◆ Task directions:
Turn each line in the records below into an item on a numbered list, and skip any blank lines.

◆ Records to use:
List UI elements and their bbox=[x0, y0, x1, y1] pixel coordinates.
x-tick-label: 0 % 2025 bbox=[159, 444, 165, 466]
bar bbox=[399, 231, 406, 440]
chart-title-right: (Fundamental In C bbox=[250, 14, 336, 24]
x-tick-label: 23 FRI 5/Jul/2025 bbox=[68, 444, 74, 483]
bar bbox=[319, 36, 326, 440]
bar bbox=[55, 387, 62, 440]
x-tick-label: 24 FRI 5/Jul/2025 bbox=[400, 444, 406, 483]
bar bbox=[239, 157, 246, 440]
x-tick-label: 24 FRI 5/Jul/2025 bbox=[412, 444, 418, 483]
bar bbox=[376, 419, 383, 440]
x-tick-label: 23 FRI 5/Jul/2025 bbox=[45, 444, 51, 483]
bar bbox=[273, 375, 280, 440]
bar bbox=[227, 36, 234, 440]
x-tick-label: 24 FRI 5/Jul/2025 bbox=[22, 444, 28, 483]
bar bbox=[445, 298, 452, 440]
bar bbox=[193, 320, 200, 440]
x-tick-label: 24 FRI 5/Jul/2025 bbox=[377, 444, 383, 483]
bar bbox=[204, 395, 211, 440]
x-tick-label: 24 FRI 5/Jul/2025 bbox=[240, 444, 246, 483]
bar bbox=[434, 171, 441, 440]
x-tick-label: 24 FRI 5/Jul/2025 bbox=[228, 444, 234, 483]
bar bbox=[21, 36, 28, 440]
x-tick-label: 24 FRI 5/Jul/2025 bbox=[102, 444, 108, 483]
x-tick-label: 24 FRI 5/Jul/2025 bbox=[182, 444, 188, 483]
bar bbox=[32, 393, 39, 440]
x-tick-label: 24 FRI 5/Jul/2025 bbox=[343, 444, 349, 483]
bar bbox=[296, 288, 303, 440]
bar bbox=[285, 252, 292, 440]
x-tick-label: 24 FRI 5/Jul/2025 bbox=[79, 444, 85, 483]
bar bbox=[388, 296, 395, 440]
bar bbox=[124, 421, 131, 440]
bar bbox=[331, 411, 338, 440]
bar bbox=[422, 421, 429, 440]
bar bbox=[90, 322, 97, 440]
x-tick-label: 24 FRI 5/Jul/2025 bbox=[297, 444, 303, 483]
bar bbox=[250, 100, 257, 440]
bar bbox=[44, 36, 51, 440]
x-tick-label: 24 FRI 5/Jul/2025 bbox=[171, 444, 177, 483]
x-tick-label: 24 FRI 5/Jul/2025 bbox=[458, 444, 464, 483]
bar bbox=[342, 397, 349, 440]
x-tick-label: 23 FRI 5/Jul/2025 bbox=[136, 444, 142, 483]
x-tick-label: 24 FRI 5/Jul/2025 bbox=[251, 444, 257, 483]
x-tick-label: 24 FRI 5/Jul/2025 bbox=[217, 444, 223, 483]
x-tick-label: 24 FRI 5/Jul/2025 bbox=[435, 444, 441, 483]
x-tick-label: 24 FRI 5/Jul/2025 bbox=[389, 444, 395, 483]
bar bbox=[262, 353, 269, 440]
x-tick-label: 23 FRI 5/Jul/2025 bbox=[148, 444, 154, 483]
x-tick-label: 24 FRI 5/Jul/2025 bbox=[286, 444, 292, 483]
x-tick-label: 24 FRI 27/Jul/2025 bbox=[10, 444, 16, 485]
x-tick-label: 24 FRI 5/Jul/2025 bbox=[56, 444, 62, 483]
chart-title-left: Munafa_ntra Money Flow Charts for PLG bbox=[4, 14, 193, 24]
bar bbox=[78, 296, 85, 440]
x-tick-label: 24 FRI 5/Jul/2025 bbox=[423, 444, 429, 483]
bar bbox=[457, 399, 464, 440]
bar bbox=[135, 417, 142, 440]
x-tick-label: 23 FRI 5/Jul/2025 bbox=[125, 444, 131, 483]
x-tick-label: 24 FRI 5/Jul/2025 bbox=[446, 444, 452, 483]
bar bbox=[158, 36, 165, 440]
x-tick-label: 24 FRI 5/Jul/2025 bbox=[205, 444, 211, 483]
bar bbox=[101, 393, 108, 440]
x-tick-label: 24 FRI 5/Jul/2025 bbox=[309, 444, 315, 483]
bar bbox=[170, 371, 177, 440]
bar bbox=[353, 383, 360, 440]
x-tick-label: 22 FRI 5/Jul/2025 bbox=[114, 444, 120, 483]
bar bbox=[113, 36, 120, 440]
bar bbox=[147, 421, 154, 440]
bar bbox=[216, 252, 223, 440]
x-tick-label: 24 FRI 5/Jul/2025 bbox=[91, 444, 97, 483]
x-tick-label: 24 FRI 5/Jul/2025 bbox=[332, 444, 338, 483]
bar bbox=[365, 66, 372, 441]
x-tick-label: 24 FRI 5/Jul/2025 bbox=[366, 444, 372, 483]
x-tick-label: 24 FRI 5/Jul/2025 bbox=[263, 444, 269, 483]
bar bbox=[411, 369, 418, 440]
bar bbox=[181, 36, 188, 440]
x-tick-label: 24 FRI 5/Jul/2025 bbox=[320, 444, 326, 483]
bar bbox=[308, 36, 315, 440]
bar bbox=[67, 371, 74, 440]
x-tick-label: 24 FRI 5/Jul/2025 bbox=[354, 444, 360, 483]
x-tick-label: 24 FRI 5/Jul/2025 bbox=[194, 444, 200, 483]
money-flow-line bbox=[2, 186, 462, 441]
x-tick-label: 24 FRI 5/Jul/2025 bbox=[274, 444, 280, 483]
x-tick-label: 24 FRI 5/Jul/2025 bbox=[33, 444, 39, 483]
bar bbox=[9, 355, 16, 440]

◆ Answer to this exercise:
1. List UI elements and their bbox=[x0, y0, x1, y1] pixel coordinates.
2. x-tick-label: 0 % 2025 bbox=[159, 444, 165, 466]
3. bar bbox=[399, 231, 406, 440]
4. chart-title-right: (Fundamental In C bbox=[250, 14, 336, 24]
5. x-tick-label: 23 FRI 5/Jul/2025 bbox=[68, 444, 74, 483]
6. bar bbox=[319, 36, 326, 440]
7. bar bbox=[55, 387, 62, 440]
8. x-tick-label: 24 FRI 5/Jul/2025 bbox=[400, 444, 406, 483]
9. bar bbox=[239, 157, 246, 440]
10. x-tick-label: 24 FRI 5/Jul/2025 bbox=[412, 444, 418, 483]
11. bar bbox=[376, 419, 383, 440]
12. x-tick-label: 23 FRI 5/Jul/2025 bbox=[45, 444, 51, 483]
13. bar bbox=[273, 375, 280, 440]
14. bar bbox=[227, 36, 234, 440]
15. x-tick-label: 24 FRI 5/Jul/2025 bbox=[22, 444, 28, 483]
16. bar bbox=[445, 298, 452, 440]
17. bar bbox=[193, 320, 200, 440]
18. x-tick-label: 24 FRI 5/Jul/2025 bbox=[377, 444, 383, 483]
19. bar bbox=[204, 395, 211, 440]
20. x-tick-label: 24 FRI 5/Jul/2025 bbox=[240, 444, 246, 483]
21. bar bbox=[434, 171, 441, 440]
22. x-tick-label: 24 FRI 5/Jul/2025 bbox=[228, 444, 234, 483]
23. bar bbox=[21, 36, 28, 440]
24. x-tick-label: 24 FRI 5/Jul/2025 bbox=[102, 444, 108, 483]
25. x-tick-label: 24 FRI 5/Jul/2025 bbox=[182, 444, 188, 483]
26. bar bbox=[32, 393, 39, 440]
27. x-tick-label: 24 FRI 5/Jul/2025 bbox=[343, 444, 349, 483]
28. bar bbox=[296, 288, 303, 440]
29. bar bbox=[285, 252, 292, 440]
30. x-tick-label: 24 FRI 5/Jul/2025 bbox=[79, 444, 85, 483]
31. bar bbox=[388, 296, 395, 440]
32. bar bbox=[124, 421, 131, 440]
33. bar bbox=[331, 411, 338, 440]
34. bar bbox=[422, 421, 429, 440]
35. bar bbox=[90, 322, 97, 440]
36. x-tick-label: 24 FRI 5/Jul/2025 bbox=[297, 444, 303, 483]
37. bar bbox=[250, 100, 257, 440]
38. bar bbox=[44, 36, 51, 440]
39. x-tick-label: 24 FRI 5/Jul/2025 bbox=[171, 444, 177, 483]
40. x-tick-label: 24 FRI 5/Jul/2025 bbox=[458, 444, 464, 483]
41. bar bbox=[342, 397, 349, 440]
42. x-tick-label: 23 FRI 5/Jul/2025 bbox=[136, 444, 142, 483]
43. x-tick-label: 24 FRI 5/Jul/2025 bbox=[251, 444, 257, 483]
44. x-tick-label: 24 FRI 5/Jul/2025 bbox=[217, 444, 223, 483]
45. x-tick-label: 24 FRI 5/Jul/2025 bbox=[435, 444, 441, 483]
46. x-tick-label: 24 FRI 5/Jul/2025 bbox=[389, 444, 395, 483]
47. bar bbox=[262, 353, 269, 440]
48. x-tick-label: 23 FRI 5/Jul/2025 bbox=[148, 444, 154, 483]
49. x-tick-label: 24 FRI 5/Jul/2025 bbox=[286, 444, 292, 483]
50. x-tick-label: 24 FRI 27/Jul/2025 bbox=[10, 444, 16, 485]
51. x-tick-label: 24 FRI 5/Jul/2025 bbox=[56, 444, 62, 483]
52. chart-title-left: Munafa_ntra Money Flow Charts for PLG bbox=[4, 14, 193, 24]
53. bar bbox=[78, 296, 85, 440]
54. x-tick-label: 24 FRI 5/Jul/2025 bbox=[423, 444, 429, 483]
55. bar bbox=[457, 399, 464, 440]
56. bar bbox=[135, 417, 142, 440]
57. x-tick-label: 23 FRI 5/Jul/2025 bbox=[125, 444, 131, 483]
58. x-tick-label: 24 FRI 5/Jul/2025 bbox=[446, 444, 452, 483]
59. bar bbox=[158, 36, 165, 440]
60. x-tick-label: 24 FRI 5/Jul/2025 bbox=[205, 444, 211, 483]
61. bar bbox=[101, 393, 108, 440]
62. x-tick-label: 24 FRI 5/Jul/2025 bbox=[309, 444, 315, 483]
63. bar bbox=[170, 371, 177, 440]
64. bar bbox=[353, 383, 360, 440]
65. x-tick-label: 22 FRI 5/Jul/2025 bbox=[114, 444, 120, 483]
66. bar bbox=[113, 36, 120, 440]
67. bar bbox=[147, 421, 154, 440]
68. bar bbox=[216, 252, 223, 440]
69. x-tick-label: 24 FRI 5/Jul/2025 bbox=[91, 444, 97, 483]
70. x-tick-label: 24 FRI 5/Jul/2025 bbox=[332, 444, 338, 483]
71. bar bbox=[365, 66, 372, 441]
72. x-tick-label: 24 FRI 5/Jul/2025 bbox=[366, 444, 372, 483]
73. x-tick-label: 24 FRI 5/Jul/2025 bbox=[263, 444, 269, 483]
74. bar bbox=[411, 369, 418, 440]
75. bar bbox=[181, 36, 188, 440]
76. x-tick-label: 24 FRI 5/Jul/2025 bbox=[320, 444, 326, 483]
77. bar bbox=[308, 36, 315, 440]
78. bar bbox=[67, 371, 74, 440]
79. x-tick-label: 24 FRI 5/Jul/2025 bbox=[354, 444, 360, 483]
80. x-tick-label: 24 FRI 5/Jul/2025 bbox=[194, 444, 200, 483]
81. money-flow-line bbox=[2, 186, 462, 441]
82. x-tick-label: 24 FRI 5/Jul/2025 bbox=[274, 444, 280, 483]
83. x-tick-label: 24 FRI 5/Jul/2025 bbox=[33, 444, 39, 483]
84. bar bbox=[9, 355, 16, 440]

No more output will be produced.